* **What you are asked to do**:
Find each line with the string "image" and report it.

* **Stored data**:
○ ○ ○ ○ ○ ○ ○
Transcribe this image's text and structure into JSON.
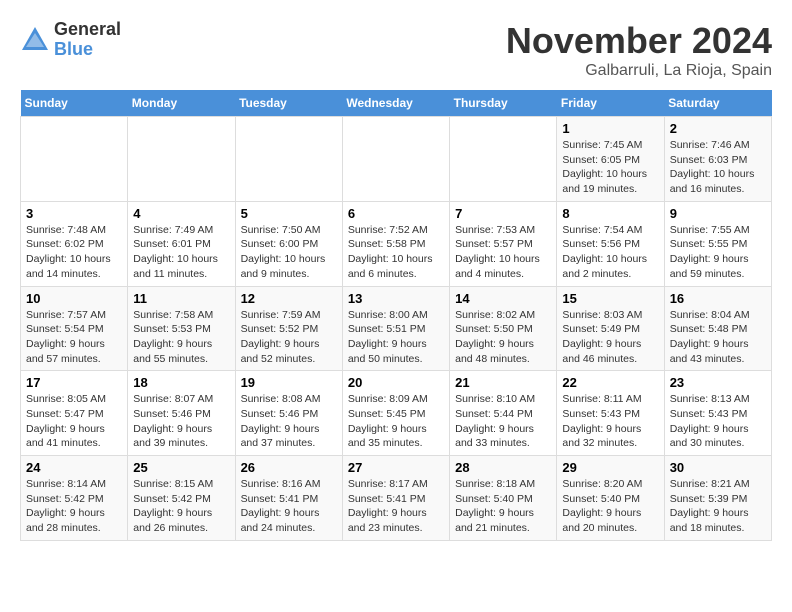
{
  "logo": {
    "general": "General",
    "blue": "Blue"
  },
  "title": "November 2024",
  "location": "Galbarruli, La Rioja, Spain",
  "weekdays": [
    "Sunday",
    "Monday",
    "Tuesday",
    "Wednesday",
    "Thursday",
    "Friday",
    "Saturday"
  ],
  "weeks": [
    [
      {
        "day": "",
        "info": ""
      },
      {
        "day": "",
        "info": ""
      },
      {
        "day": "",
        "info": ""
      },
      {
        "day": "",
        "info": ""
      },
      {
        "day": "",
        "info": ""
      },
      {
        "day": "1",
        "info": "Sunrise: 7:45 AM\nSunset: 6:05 PM\nDaylight: 10 hours\nand 19 minutes."
      },
      {
        "day": "2",
        "info": "Sunrise: 7:46 AM\nSunset: 6:03 PM\nDaylight: 10 hours\nand 16 minutes."
      }
    ],
    [
      {
        "day": "3",
        "info": "Sunrise: 7:48 AM\nSunset: 6:02 PM\nDaylight: 10 hours\nand 14 minutes."
      },
      {
        "day": "4",
        "info": "Sunrise: 7:49 AM\nSunset: 6:01 PM\nDaylight: 10 hours\nand 11 minutes."
      },
      {
        "day": "5",
        "info": "Sunrise: 7:50 AM\nSunset: 6:00 PM\nDaylight: 10 hours\nand 9 minutes."
      },
      {
        "day": "6",
        "info": "Sunrise: 7:52 AM\nSunset: 5:58 PM\nDaylight: 10 hours\nand 6 minutes."
      },
      {
        "day": "7",
        "info": "Sunrise: 7:53 AM\nSunset: 5:57 PM\nDaylight: 10 hours\nand 4 minutes."
      },
      {
        "day": "8",
        "info": "Sunrise: 7:54 AM\nSunset: 5:56 PM\nDaylight: 10 hours\nand 2 minutes."
      },
      {
        "day": "9",
        "info": "Sunrise: 7:55 AM\nSunset: 5:55 PM\nDaylight: 9 hours\nand 59 minutes."
      }
    ],
    [
      {
        "day": "10",
        "info": "Sunrise: 7:57 AM\nSunset: 5:54 PM\nDaylight: 9 hours\nand 57 minutes."
      },
      {
        "day": "11",
        "info": "Sunrise: 7:58 AM\nSunset: 5:53 PM\nDaylight: 9 hours\nand 55 minutes."
      },
      {
        "day": "12",
        "info": "Sunrise: 7:59 AM\nSunset: 5:52 PM\nDaylight: 9 hours\nand 52 minutes."
      },
      {
        "day": "13",
        "info": "Sunrise: 8:00 AM\nSunset: 5:51 PM\nDaylight: 9 hours\nand 50 minutes."
      },
      {
        "day": "14",
        "info": "Sunrise: 8:02 AM\nSunset: 5:50 PM\nDaylight: 9 hours\nand 48 minutes."
      },
      {
        "day": "15",
        "info": "Sunrise: 8:03 AM\nSunset: 5:49 PM\nDaylight: 9 hours\nand 46 minutes."
      },
      {
        "day": "16",
        "info": "Sunrise: 8:04 AM\nSunset: 5:48 PM\nDaylight: 9 hours\nand 43 minutes."
      }
    ],
    [
      {
        "day": "17",
        "info": "Sunrise: 8:05 AM\nSunset: 5:47 PM\nDaylight: 9 hours\nand 41 minutes."
      },
      {
        "day": "18",
        "info": "Sunrise: 8:07 AM\nSunset: 5:46 PM\nDaylight: 9 hours\nand 39 minutes."
      },
      {
        "day": "19",
        "info": "Sunrise: 8:08 AM\nSunset: 5:46 PM\nDaylight: 9 hours\nand 37 minutes."
      },
      {
        "day": "20",
        "info": "Sunrise: 8:09 AM\nSunset: 5:45 PM\nDaylight: 9 hours\nand 35 minutes."
      },
      {
        "day": "21",
        "info": "Sunrise: 8:10 AM\nSunset: 5:44 PM\nDaylight: 9 hours\nand 33 minutes."
      },
      {
        "day": "22",
        "info": "Sunrise: 8:11 AM\nSunset: 5:43 PM\nDaylight: 9 hours\nand 32 minutes."
      },
      {
        "day": "23",
        "info": "Sunrise: 8:13 AM\nSunset: 5:43 PM\nDaylight: 9 hours\nand 30 minutes."
      }
    ],
    [
      {
        "day": "24",
        "info": "Sunrise: 8:14 AM\nSunset: 5:42 PM\nDaylight: 9 hours\nand 28 minutes."
      },
      {
        "day": "25",
        "info": "Sunrise: 8:15 AM\nSunset: 5:42 PM\nDaylight: 9 hours\nand 26 minutes."
      },
      {
        "day": "26",
        "info": "Sunrise: 8:16 AM\nSunset: 5:41 PM\nDaylight: 9 hours\nand 24 minutes."
      },
      {
        "day": "27",
        "info": "Sunrise: 8:17 AM\nSunset: 5:41 PM\nDaylight: 9 hours\nand 23 minutes."
      },
      {
        "day": "28",
        "info": "Sunrise: 8:18 AM\nSunset: 5:40 PM\nDaylight: 9 hours\nand 21 minutes."
      },
      {
        "day": "29",
        "info": "Sunrise: 8:20 AM\nSunset: 5:40 PM\nDaylight: 9 hours\nand 20 minutes."
      },
      {
        "day": "30",
        "info": "Sunrise: 8:21 AM\nSunset: 5:39 PM\nDaylight: 9 hours\nand 18 minutes."
      }
    ]
  ]
}
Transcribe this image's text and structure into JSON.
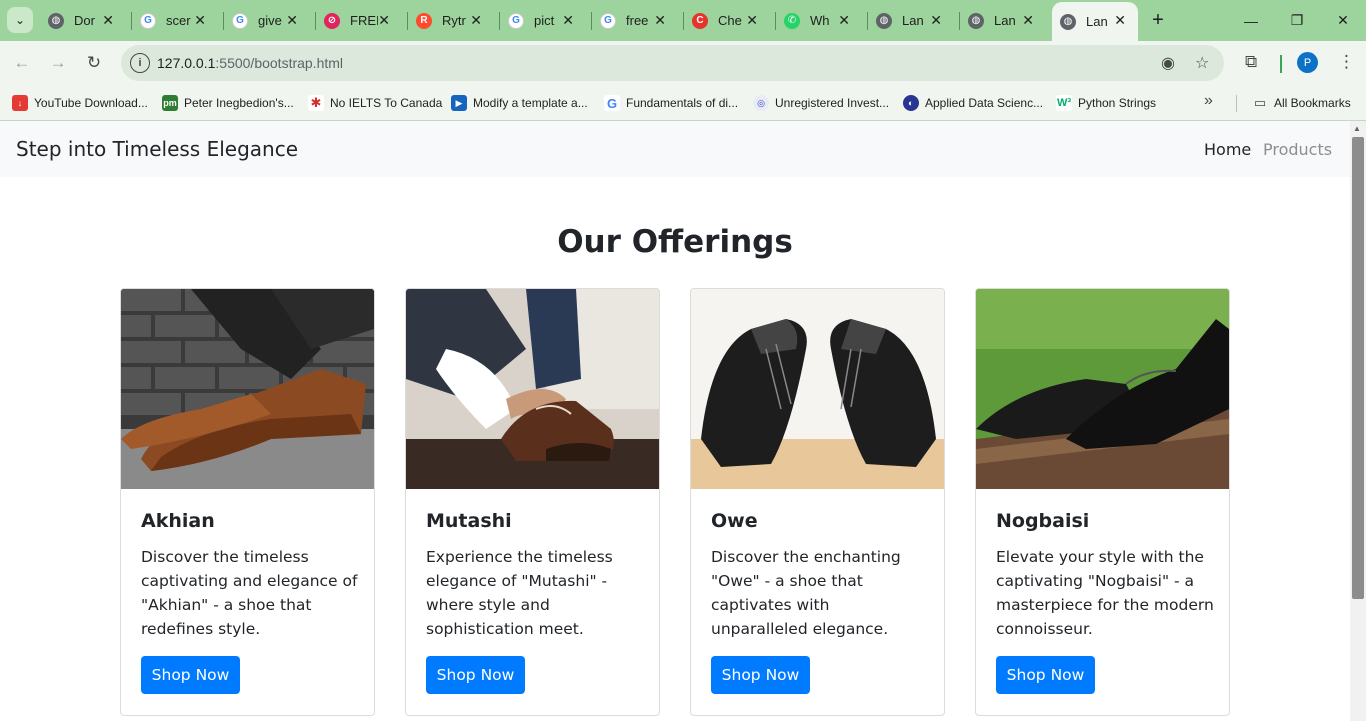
{
  "browser": {
    "tabs": [
      {
        "title": "Dor",
        "favicon": "globe-icon",
        "color": "#5f6368"
      },
      {
        "title": "scer",
        "favicon": "google-icon",
        "color": "#4285f4"
      },
      {
        "title": "give",
        "favicon": "google-icon",
        "color": "#4285f4"
      },
      {
        "title": "FREI",
        "favicon": "slash-icon",
        "color": "#e0245e"
      },
      {
        "title": "Rytr",
        "favicon": "rytr-icon",
        "color": "#ff4a2e"
      },
      {
        "title": "pict",
        "favicon": "google-icon",
        "color": "#4285f4"
      },
      {
        "title": "free",
        "favicon": "google-icon",
        "color": "#4285f4"
      },
      {
        "title": "Che",
        "favicon": "cheggs-icon",
        "color": "#e8332a"
      },
      {
        "title": "Wh",
        "favicon": "whatsapp-icon",
        "color": "#25d366"
      },
      {
        "title": "Lan",
        "favicon": "globe-icon",
        "color": "#5f6368"
      },
      {
        "title": "Lan",
        "favicon": "globe-icon",
        "color": "#5f6368"
      },
      {
        "title": "Lan",
        "favicon": "globe-icon",
        "color": "#5f6368"
      }
    ],
    "url_host": "127.0.0.1",
    "url_path": ":5500/bootstrap.html",
    "profile_initial": "P",
    "bookmarks": [
      {
        "label": "YouTube Download...",
        "icon": "download-icon",
        "color": "#e53935"
      },
      {
        "label": "Peter Inegbedion's...",
        "icon": "pm-icon",
        "color": "#2e7d32"
      },
      {
        "label": "No IELTS To Canada",
        "icon": "maple-leaf-icon",
        "color": "#d32f2f"
      },
      {
        "label": "Modify a template a...",
        "icon": "play-icon",
        "color": "#1565c0"
      },
      {
        "label": "Fundamentals of di...",
        "icon": "google-icon",
        "color": "#4285f4"
      },
      {
        "label": "Unregistered Invest...",
        "icon": "seal-icon",
        "color": "#7986cb"
      },
      {
        "label": "Applied Data Scienc...",
        "icon": "planet-icon",
        "color": "#283593"
      },
      {
        "label": "Python Strings",
        "icon": "w3-icon",
        "color": "#04aa6d"
      }
    ],
    "all_bookmarks_label": "All Bookmarks"
  },
  "page": {
    "brand": "Step into Timeless Elegance",
    "nav": {
      "home": "Home",
      "products": "Products"
    },
    "section_title": "Our Offerings",
    "cards": [
      {
        "title": "Akhian",
        "text": "Discover the timeless captivating and elegance of \"Akhian\" - a shoe that redefines style.",
        "button": "Shop Now"
      },
      {
        "title": "Mutashi",
        "text": "Experience the timeless elegance of \"Mutashi\" - where style and sophistication meet.",
        "button": "Shop Now"
      },
      {
        "title": "Owe",
        "text": "Discover the enchanting \"Owe\" - a shoe that captivates with unparalleled elegance.",
        "button": "Shop Now"
      },
      {
        "title": "Nogbaisi",
        "text": "Elevate your style with the captivating \"Nogbaisi\" - a masterpiece for the modern connoisseur.",
        "button": "Shop Now"
      }
    ],
    "colors": {
      "primary": "#007bff",
      "navbar_bg": "#f8f9fa",
      "tabstrip": "#9dd39c"
    }
  }
}
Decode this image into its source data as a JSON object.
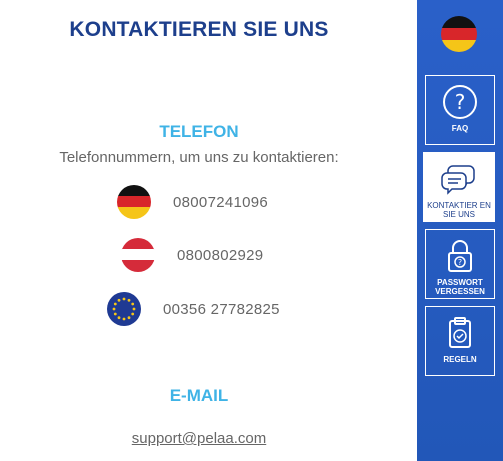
{
  "page_title": "KONTAKTIEREN SIE UNS",
  "phone_section": {
    "title": "TELEFON",
    "subtitle": "Telefonnummern, um uns zu kontaktieren:",
    "entries": [
      {
        "flag": "germany-flag-icon",
        "number": "08007241096"
      },
      {
        "flag": "austria-flag-icon",
        "number": "0800802929"
      },
      {
        "flag": "eu-flag-icon",
        "number": "00356 27782825"
      }
    ]
  },
  "email_section": {
    "title": "E-MAIL",
    "address": "support@pelaa.com"
  },
  "sidebar": {
    "language_flag": "germany-flag-icon",
    "items": [
      {
        "label": "FAQ",
        "icon": "question-icon"
      },
      {
        "label": "KONTAKTIER EN SIE UNS",
        "icon": "chat-icon",
        "active": true
      },
      {
        "label": "PASSWORT VERGESSEN",
        "icon": "lock-icon"
      },
      {
        "label": "REGELN",
        "icon": "clipboard-check-icon"
      }
    ]
  },
  "colors": {
    "title_blue": "#1d3f8c",
    "accent_cyan": "#3fb3e6",
    "sidebar_blue": "#2a60c9"
  }
}
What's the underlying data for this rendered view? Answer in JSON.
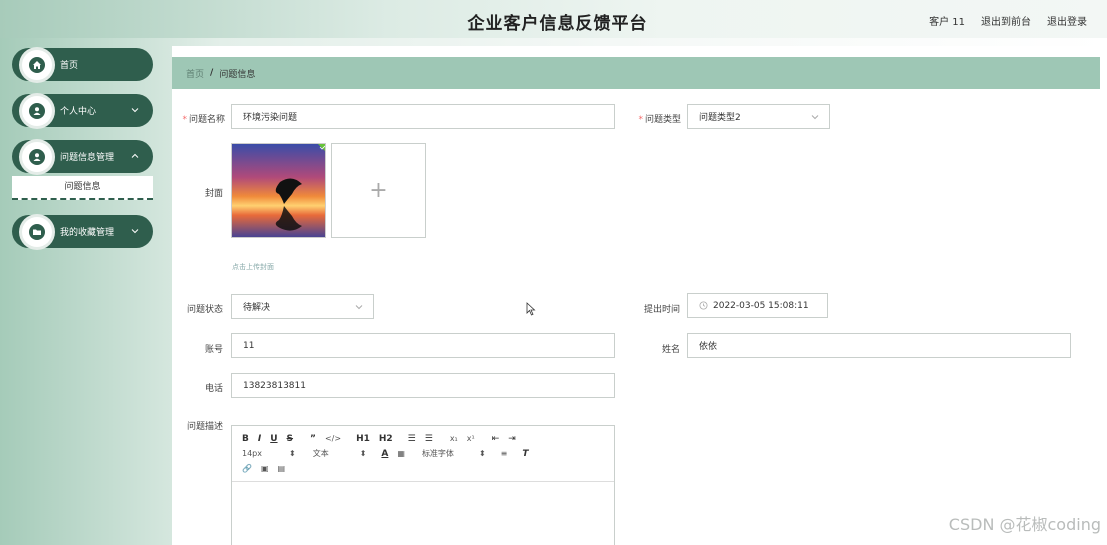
{
  "header": {
    "title": "企业客户信息反馈平台",
    "user": "客户 11",
    "to_front": "退出到前台",
    "logout": "退出登录"
  },
  "sidebar": {
    "items": [
      {
        "label": "首页",
        "icon": "home-icon"
      },
      {
        "label": "个人中心",
        "icon": "user-icon"
      },
      {
        "label": "问题信息管理",
        "icon": "user-icon"
      },
      {
        "label": "我的收藏管理",
        "icon": "folder-icon"
      }
    ],
    "submenu": {
      "label": "问题信息"
    }
  },
  "breadcrumb": {
    "home": "首页",
    "sep": "/",
    "current": "问题信息"
  },
  "form": {
    "question_name": {
      "label": "问题名称",
      "value": "环境污染问题"
    },
    "question_type": {
      "label": "问题类型",
      "value": "问题类型2"
    },
    "cover": {
      "label": "封面",
      "upload_tip": "点击上传封面",
      "plus": "+"
    },
    "status": {
      "label": "问题状态",
      "value": "待解决"
    },
    "submit_time": {
      "label": "提出时间",
      "value": "2022-03-05 15:08:11"
    },
    "account": {
      "label": "账号",
      "value": "11"
    },
    "name": {
      "label": "姓名",
      "value": "依依"
    },
    "phone": {
      "label": "电话",
      "value": "13823813811"
    },
    "description": {
      "label": "问题描述"
    }
  },
  "editor": {
    "font_size": "14px",
    "text_style": "文本",
    "font_family": "标准字体",
    "h1": "H1",
    "h2": "H2"
  },
  "watermark": "CSDN @花椒coding",
  "colors": {
    "accent": "#2f5e4d",
    "breadcrumb": "#9ec7b5",
    "required": "#f56c6c"
  }
}
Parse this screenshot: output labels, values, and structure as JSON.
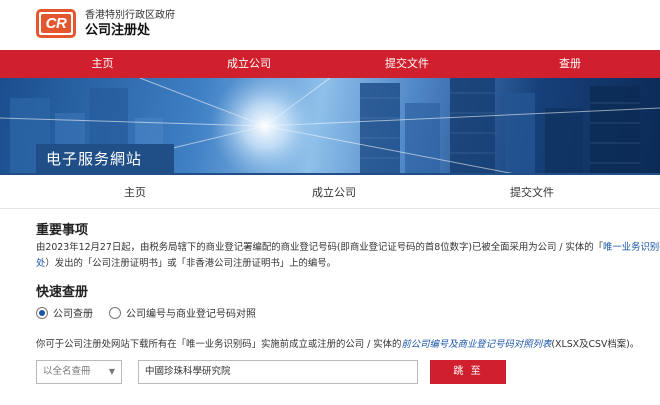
{
  "header": {
    "logo_text": "CR",
    "org_line1": "香港特別行政区政府",
    "org_line2": "公司注册处"
  },
  "nav": {
    "items": [
      {
        "label": "主页"
      },
      {
        "label": "成立公司"
      },
      {
        "label": "提交文件"
      },
      {
        "label": "查册"
      }
    ]
  },
  "banner": {
    "title": "电子服务網站"
  },
  "subnav": {
    "items": [
      {
        "label": "主页"
      },
      {
        "label": "成立公司"
      },
      {
        "label": "提交文件"
      }
    ]
  },
  "notice": {
    "heading": "重要事项",
    "line1_text": "由2023年12月27日起，由税务局辖下的商业登记署编配的商业登记号码(即商业登记证号码的首8位数字)已被全面采用为公司 / 实体的「",
    "line1_link": "唯一业务识别码",
    "line2_link": "处",
    "line2_text": "）发出的「公司注册证明书」或「非香港公司注册证明书」上的编号。"
  },
  "quick": {
    "heading": "快速查册",
    "options": [
      {
        "label": "公司查册",
        "selected": true
      },
      {
        "label": "公司编号与商业登记号码对照",
        "selected": false
      }
    ],
    "download_prefix": "你可于公司注册处网站下载所有在「唯一业务识别码」实施前成立或注册的公司 / 实体的",
    "download_link": "前公司编号及商业登记号码对照列表",
    "download_suffix": "(XLSX及CSV档案)。"
  },
  "search": {
    "select_value": "以全名查冊",
    "input_value": "中國珍珠科學研究院",
    "button_label": "跳 至"
  },
  "colors": {
    "brand_red": "#d0202e",
    "logo_orange": "#e4572e",
    "banner_blue": "#1f4f86",
    "link_blue": "#1a55a8"
  }
}
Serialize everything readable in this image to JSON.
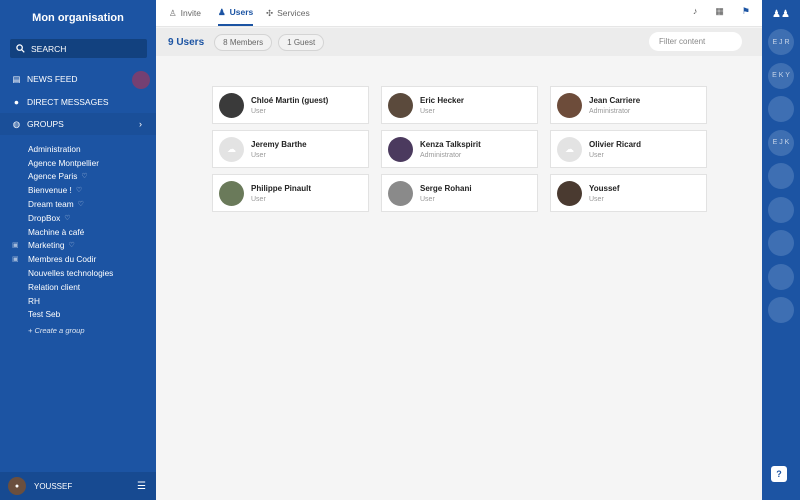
{
  "sidebar": {
    "org_title": "Mon organisation",
    "search_label": "SEARCH",
    "news_feed": "NEWS FEED",
    "direct_messages": "DIRECT MESSAGES",
    "groups_label": "GROUPS",
    "groups": [
      {
        "name": "Administration",
        "locked": false,
        "fav": false
      },
      {
        "name": "Agence Montpellier",
        "locked": false,
        "fav": false
      },
      {
        "name": "Agence Paris",
        "locked": false,
        "fav": true
      },
      {
        "name": "Bienvenue !",
        "locked": false,
        "fav": true
      },
      {
        "name": "Dream team",
        "locked": false,
        "fav": true
      },
      {
        "name": "DropBox",
        "locked": false,
        "fav": true
      },
      {
        "name": "Machine à café",
        "locked": false,
        "fav": false
      },
      {
        "name": "Marketing",
        "locked": true,
        "fav": true
      },
      {
        "name": "Membres du Codir",
        "locked": true,
        "fav": false
      },
      {
        "name": "Nouvelles technologies",
        "locked": false,
        "fav": false
      },
      {
        "name": "Relation client",
        "locked": false,
        "fav": false
      },
      {
        "name": "RH",
        "locked": false,
        "fav": false
      },
      {
        "name": "Test Seb",
        "locked": false,
        "fav": false
      }
    ],
    "create_group": "+ Create a group",
    "current_user": "YOUSSEF"
  },
  "topbar": {
    "tabs": [
      {
        "label": "Invite",
        "icon": "user-plus-icon"
      },
      {
        "label": "Users",
        "icon": "users-icon"
      },
      {
        "label": "Services",
        "icon": "services-icon"
      }
    ],
    "active_tab": "Users"
  },
  "subbar": {
    "count": "9 Users",
    "members_pill": "8 Members",
    "guest_pill": "1 Guest",
    "filter_placeholder": "Filter content"
  },
  "users": [
    {
      "name": "Chloé Martin (guest)",
      "role": "User",
      "color": "#3a3a3a"
    },
    {
      "name": "Eric Hecker",
      "role": "User",
      "color": "#5b4a3c"
    },
    {
      "name": "Jean Carriere",
      "role": "Administrator",
      "color": "#6d4c3a"
    },
    {
      "name": "Jeremy Barthe",
      "role": "User",
      "color": "#e3e3e3"
    },
    {
      "name": "Kenza Talkspirit",
      "role": "Administrator",
      "color": "#4b3a5e"
    },
    {
      "name": "Olivier Ricard",
      "role": "User",
      "color": "#e3e3e3"
    },
    {
      "name": "Philippe Pinault",
      "role": "User",
      "color": "#6a7a5a"
    },
    {
      "name": "Serge Rohani",
      "role": "User",
      "color": "#8a8a8a"
    },
    {
      "name": "Youssef",
      "role": "User",
      "color": "#4a3a30"
    }
  ],
  "rail": {
    "avatars": [
      "E J R",
      "E K Y",
      "",
      "E J K",
      "",
      "",
      "",
      "",
      ""
    ]
  },
  "colors": {
    "brand": "#1c54a3",
    "accent_dot": "#c0304a"
  }
}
○ ○ ○ ○ ○ ○ ○
* **Correct response**:
Transcribe this image's text and structure into JSON.
Transcribe this image's text and structure into JSON.
Decode this image into its source data as a JSON object.
Serialize everything readable in this image to JSON.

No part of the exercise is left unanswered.